*Source records*:
==========

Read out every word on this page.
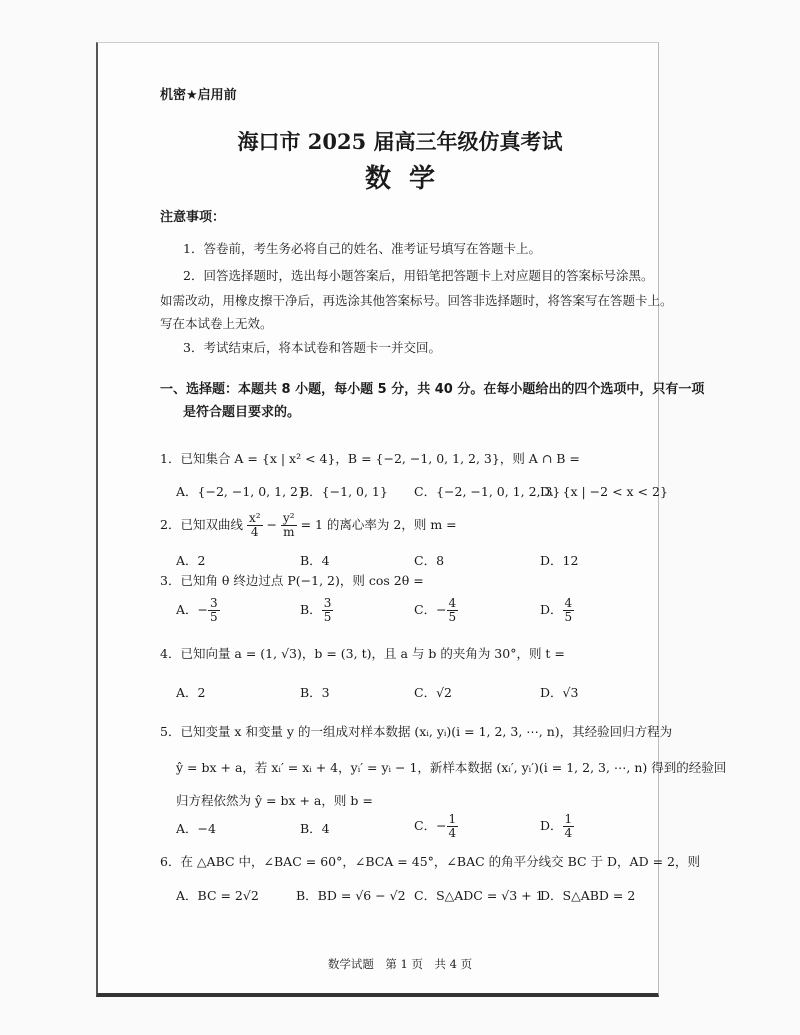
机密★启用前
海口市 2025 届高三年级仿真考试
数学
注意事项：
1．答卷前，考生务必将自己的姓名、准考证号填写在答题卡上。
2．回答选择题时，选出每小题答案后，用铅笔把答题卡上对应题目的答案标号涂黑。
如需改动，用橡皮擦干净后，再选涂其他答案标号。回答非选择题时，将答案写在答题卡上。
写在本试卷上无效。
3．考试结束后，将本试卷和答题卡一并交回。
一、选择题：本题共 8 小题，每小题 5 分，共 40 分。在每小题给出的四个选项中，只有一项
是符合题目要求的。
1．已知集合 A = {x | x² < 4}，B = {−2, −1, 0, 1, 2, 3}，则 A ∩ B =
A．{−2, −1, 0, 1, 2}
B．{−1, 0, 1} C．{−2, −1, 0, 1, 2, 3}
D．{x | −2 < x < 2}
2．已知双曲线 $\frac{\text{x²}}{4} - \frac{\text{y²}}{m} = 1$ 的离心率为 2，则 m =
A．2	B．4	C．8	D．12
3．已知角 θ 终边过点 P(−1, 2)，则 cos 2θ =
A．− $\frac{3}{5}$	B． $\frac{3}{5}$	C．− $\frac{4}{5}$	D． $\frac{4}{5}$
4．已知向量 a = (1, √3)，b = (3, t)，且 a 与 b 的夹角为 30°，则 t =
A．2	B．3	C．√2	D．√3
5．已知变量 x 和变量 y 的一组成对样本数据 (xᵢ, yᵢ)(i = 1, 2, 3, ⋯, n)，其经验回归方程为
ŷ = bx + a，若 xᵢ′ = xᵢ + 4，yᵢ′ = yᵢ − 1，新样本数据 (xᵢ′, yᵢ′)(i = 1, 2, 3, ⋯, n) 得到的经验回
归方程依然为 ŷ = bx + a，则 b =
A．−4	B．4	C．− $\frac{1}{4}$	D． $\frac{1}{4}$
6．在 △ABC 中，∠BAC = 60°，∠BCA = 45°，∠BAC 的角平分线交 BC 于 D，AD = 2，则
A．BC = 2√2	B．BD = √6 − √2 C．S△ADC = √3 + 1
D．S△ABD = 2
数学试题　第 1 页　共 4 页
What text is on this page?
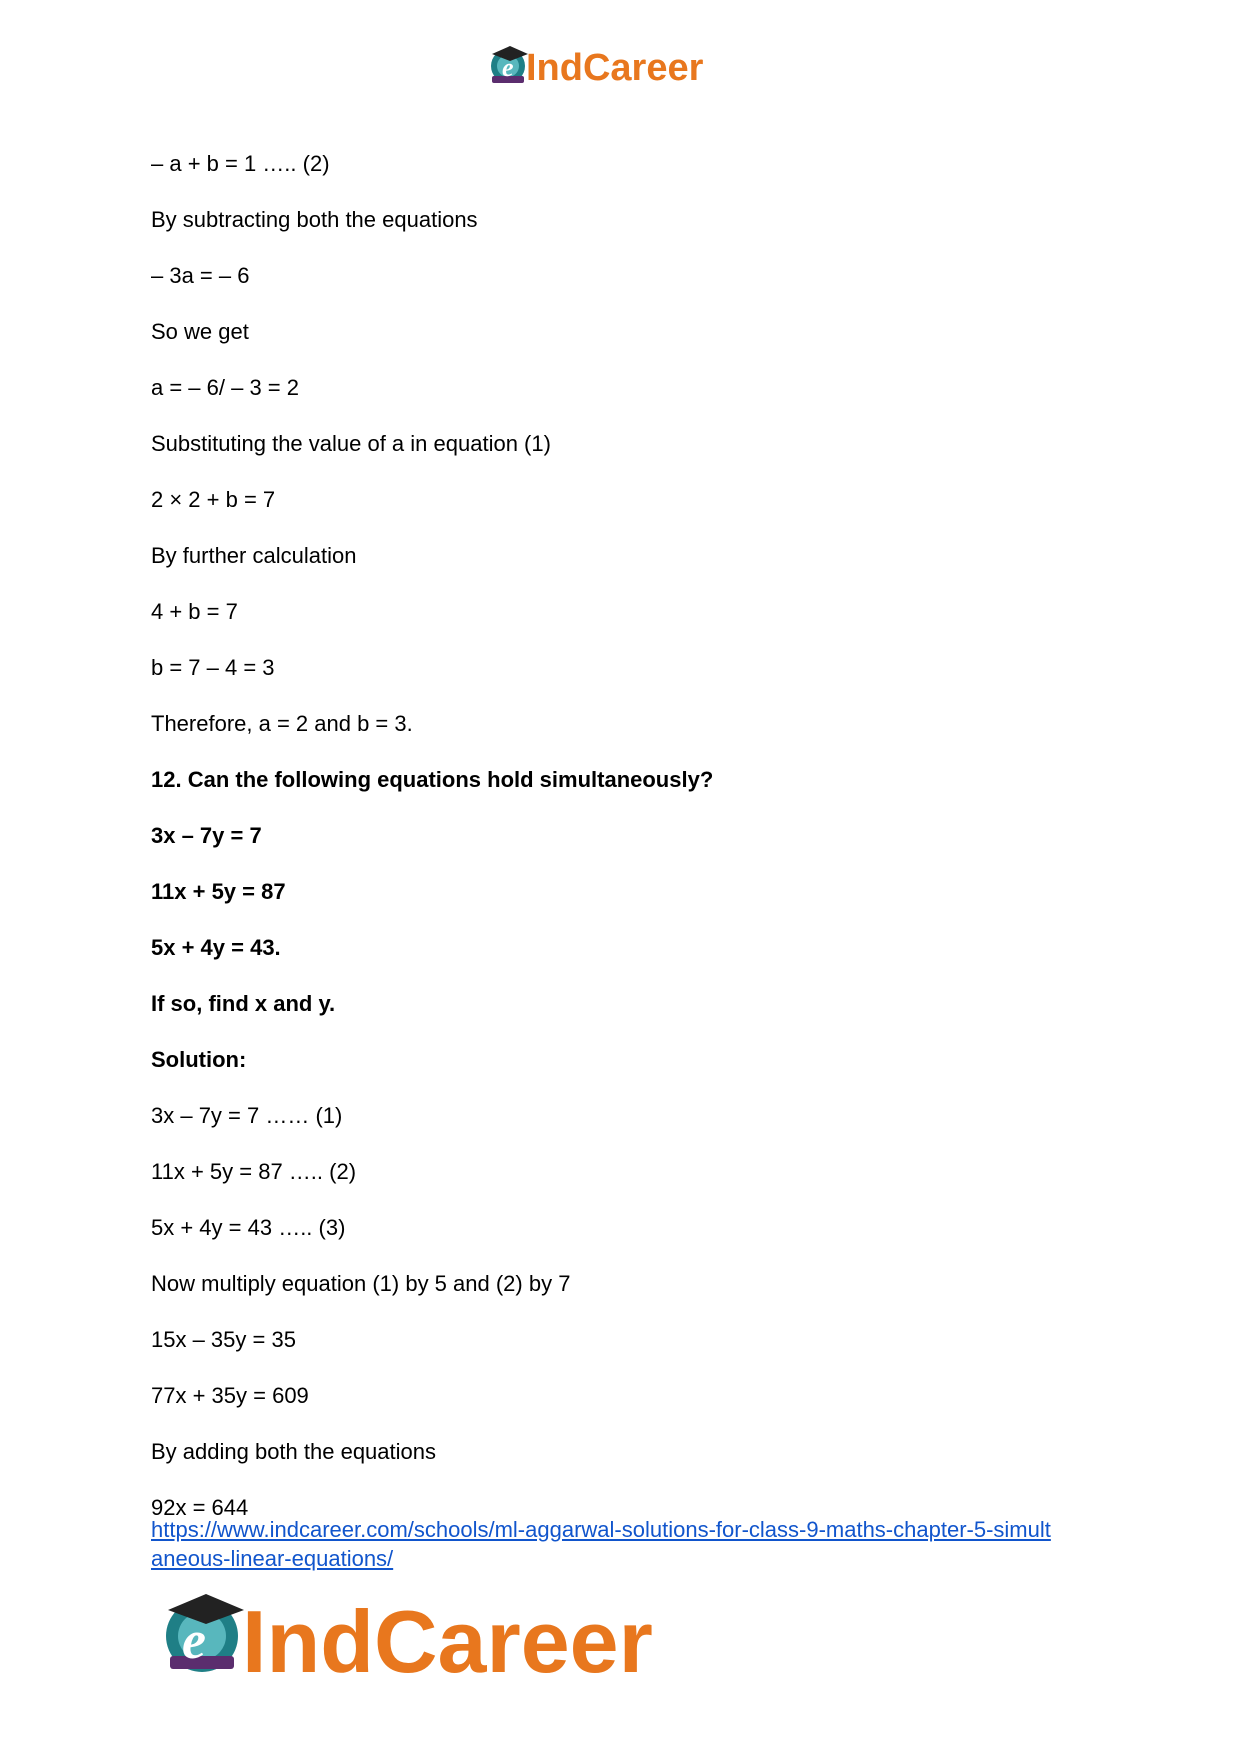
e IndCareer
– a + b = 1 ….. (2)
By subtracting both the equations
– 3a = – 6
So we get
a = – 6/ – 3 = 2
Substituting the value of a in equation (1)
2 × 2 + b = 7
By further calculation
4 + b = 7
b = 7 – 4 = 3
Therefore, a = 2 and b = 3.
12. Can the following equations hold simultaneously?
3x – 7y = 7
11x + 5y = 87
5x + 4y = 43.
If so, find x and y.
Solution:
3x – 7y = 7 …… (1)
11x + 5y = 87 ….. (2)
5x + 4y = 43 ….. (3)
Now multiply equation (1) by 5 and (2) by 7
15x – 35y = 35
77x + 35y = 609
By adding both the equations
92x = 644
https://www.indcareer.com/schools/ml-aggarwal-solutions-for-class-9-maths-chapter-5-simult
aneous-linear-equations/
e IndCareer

==========

*Stated task*:
Give the number of lines in the entries that include the string "frac", and nothing more.

*Written response*:
3